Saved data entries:

◆ ◆ ◆ ◆ ◆

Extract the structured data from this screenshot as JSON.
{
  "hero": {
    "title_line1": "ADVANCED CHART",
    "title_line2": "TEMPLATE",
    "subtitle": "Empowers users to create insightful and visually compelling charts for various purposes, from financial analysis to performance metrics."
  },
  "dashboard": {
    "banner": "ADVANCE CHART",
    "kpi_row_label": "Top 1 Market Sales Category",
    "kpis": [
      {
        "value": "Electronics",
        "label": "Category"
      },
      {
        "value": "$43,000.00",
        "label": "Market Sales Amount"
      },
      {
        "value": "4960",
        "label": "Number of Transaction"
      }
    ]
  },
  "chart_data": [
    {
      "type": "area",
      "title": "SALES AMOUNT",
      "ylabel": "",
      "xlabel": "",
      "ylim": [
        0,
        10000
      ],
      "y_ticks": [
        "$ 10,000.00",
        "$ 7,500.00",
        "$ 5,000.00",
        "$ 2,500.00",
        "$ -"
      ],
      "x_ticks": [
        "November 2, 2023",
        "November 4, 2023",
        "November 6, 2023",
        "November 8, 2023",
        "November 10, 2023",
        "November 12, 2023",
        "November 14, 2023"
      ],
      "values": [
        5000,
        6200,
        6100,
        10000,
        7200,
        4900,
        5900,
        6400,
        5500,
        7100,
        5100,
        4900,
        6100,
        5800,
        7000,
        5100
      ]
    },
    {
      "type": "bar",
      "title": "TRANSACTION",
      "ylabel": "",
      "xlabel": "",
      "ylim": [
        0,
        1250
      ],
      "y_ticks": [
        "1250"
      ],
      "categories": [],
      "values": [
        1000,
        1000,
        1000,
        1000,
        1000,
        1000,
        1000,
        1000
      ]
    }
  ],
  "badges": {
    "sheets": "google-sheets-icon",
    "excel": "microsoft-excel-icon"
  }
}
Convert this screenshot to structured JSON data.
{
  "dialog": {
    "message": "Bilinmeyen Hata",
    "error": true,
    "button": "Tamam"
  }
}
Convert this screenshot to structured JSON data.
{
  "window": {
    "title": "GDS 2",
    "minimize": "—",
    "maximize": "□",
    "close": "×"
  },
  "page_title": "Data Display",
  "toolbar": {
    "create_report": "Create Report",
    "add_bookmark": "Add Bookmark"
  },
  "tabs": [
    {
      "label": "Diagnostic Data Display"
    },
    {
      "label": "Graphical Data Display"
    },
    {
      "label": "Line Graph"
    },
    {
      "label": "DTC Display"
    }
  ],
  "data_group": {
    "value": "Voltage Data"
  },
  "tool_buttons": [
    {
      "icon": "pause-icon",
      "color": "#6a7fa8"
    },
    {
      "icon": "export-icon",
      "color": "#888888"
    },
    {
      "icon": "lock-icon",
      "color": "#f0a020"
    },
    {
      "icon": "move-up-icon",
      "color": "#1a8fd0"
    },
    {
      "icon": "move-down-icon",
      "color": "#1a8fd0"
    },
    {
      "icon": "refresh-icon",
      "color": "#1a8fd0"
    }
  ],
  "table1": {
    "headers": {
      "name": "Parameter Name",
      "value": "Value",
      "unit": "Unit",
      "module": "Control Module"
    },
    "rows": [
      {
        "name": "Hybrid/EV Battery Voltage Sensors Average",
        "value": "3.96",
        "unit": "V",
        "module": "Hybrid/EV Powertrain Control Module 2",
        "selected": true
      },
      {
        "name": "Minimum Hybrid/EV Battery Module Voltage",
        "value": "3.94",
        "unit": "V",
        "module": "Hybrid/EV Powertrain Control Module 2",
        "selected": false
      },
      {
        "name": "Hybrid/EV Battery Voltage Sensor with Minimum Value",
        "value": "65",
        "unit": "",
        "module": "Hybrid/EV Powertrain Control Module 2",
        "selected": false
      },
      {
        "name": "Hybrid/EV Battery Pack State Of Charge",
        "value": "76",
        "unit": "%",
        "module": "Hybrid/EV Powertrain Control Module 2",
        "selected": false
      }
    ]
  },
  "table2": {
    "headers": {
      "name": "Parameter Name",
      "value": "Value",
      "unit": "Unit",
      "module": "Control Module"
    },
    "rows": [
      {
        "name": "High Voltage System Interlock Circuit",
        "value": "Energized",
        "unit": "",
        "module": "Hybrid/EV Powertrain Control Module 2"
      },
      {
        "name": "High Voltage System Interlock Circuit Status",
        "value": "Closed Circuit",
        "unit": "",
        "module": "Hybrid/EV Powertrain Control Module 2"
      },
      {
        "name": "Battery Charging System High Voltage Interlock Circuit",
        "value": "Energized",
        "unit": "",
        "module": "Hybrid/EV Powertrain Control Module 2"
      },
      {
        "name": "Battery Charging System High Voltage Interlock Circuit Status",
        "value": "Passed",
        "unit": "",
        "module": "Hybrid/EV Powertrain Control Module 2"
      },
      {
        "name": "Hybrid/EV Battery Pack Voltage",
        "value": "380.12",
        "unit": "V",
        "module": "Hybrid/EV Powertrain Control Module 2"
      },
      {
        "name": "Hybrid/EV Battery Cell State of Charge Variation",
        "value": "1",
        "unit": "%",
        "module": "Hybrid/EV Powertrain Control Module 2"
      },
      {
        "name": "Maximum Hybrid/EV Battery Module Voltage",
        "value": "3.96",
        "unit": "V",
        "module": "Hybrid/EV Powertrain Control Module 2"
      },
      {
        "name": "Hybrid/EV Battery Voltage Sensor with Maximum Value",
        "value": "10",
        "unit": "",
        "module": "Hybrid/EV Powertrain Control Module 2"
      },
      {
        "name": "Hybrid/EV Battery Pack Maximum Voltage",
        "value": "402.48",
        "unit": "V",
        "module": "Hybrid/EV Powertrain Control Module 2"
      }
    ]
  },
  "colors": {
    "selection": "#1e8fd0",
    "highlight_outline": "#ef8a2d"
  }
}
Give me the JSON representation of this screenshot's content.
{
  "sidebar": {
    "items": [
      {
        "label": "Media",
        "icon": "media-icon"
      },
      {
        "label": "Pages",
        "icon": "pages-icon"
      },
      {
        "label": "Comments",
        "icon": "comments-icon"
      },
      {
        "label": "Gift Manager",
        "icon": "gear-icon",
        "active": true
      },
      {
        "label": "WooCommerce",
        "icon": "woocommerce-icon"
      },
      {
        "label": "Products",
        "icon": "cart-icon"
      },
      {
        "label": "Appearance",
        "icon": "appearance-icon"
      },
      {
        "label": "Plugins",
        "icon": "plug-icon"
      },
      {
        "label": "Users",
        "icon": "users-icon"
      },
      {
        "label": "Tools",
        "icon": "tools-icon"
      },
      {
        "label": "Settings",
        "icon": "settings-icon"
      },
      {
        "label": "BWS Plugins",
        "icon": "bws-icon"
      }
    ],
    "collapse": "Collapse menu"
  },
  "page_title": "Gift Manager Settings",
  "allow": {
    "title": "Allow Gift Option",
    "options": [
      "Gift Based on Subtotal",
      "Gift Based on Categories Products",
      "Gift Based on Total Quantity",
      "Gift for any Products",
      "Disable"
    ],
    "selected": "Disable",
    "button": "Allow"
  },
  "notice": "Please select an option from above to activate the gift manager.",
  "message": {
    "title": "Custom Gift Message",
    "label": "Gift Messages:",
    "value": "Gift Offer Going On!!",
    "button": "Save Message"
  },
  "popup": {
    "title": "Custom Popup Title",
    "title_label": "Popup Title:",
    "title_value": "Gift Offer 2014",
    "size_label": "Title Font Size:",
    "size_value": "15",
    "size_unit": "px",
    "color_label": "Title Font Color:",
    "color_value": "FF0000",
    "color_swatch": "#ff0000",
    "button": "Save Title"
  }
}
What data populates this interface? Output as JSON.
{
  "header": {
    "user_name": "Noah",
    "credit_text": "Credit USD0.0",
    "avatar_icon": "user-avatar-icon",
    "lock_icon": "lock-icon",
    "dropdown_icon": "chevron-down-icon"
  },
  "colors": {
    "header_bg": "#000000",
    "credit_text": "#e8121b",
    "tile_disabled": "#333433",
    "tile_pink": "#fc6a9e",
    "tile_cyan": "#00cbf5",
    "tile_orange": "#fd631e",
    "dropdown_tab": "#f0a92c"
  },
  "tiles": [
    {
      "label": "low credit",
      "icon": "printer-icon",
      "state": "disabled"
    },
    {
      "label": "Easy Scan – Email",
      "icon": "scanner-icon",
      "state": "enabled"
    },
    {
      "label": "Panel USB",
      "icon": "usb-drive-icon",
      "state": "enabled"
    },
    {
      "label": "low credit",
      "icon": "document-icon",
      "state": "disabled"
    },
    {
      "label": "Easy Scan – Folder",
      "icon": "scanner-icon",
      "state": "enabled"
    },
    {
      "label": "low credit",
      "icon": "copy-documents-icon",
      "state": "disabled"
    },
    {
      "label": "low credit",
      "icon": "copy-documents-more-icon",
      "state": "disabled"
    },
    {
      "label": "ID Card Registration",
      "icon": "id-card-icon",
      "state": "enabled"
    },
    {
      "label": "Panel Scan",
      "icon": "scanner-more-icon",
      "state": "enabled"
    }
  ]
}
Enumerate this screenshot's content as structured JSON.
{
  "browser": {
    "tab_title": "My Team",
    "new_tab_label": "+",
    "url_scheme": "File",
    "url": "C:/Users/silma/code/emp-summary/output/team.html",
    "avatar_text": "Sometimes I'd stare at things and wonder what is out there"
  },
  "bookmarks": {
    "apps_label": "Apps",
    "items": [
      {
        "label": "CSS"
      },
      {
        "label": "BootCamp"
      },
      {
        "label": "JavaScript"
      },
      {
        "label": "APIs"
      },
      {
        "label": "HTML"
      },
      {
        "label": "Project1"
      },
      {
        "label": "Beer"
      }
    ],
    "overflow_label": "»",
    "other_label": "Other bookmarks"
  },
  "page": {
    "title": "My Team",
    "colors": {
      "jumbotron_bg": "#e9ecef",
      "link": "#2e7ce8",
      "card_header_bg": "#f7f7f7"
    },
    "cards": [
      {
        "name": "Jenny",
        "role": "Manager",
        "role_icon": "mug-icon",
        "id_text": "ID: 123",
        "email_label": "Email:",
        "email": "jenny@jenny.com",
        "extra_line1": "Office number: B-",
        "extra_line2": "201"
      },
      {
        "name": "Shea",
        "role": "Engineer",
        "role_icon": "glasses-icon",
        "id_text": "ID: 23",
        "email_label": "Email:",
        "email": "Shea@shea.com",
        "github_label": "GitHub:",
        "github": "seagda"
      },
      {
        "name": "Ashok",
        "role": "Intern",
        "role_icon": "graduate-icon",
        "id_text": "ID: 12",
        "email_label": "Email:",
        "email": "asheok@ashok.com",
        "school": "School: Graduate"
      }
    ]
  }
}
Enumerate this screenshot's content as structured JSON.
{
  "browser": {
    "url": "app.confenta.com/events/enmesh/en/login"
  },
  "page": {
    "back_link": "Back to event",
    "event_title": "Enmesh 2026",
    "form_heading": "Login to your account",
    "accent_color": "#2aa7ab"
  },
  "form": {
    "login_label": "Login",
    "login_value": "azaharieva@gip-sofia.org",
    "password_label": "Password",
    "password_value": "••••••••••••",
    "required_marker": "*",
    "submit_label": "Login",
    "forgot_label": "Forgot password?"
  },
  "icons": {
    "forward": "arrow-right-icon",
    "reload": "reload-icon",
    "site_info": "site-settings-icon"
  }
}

◆ ◆ ◆ ◆ ◆

Task details: Copy each line of the listing that holds the word "bookmarks".

Solution to the exercise:
  "bookmarks": {
    "other_label": "Other bookmarks"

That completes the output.